### AIM OF THE EXERCISE
Collect every line below that contains the word "Kavárna".

### RECORDS FOR PROCESSING
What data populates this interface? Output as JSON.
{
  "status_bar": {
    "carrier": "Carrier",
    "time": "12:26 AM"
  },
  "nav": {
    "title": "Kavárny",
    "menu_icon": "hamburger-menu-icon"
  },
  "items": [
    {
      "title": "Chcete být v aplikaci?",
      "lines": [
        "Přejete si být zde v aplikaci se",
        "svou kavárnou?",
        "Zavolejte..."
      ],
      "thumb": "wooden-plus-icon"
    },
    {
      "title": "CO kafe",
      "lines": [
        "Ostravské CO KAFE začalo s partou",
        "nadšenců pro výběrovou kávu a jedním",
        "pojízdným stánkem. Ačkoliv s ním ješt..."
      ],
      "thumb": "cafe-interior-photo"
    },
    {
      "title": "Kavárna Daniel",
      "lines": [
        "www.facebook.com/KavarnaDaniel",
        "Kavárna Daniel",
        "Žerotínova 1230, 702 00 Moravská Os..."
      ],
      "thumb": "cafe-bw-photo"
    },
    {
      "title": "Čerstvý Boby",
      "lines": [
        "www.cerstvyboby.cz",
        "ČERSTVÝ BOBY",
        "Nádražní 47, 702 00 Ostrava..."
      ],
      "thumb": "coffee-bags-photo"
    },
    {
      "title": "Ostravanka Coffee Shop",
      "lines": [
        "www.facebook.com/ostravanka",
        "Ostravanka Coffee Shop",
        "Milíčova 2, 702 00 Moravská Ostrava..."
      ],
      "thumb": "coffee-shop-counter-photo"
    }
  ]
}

### SOLUTION TO THIS TASK
      "title": "Kavárna Daniel",
        "Kavárna Daniel",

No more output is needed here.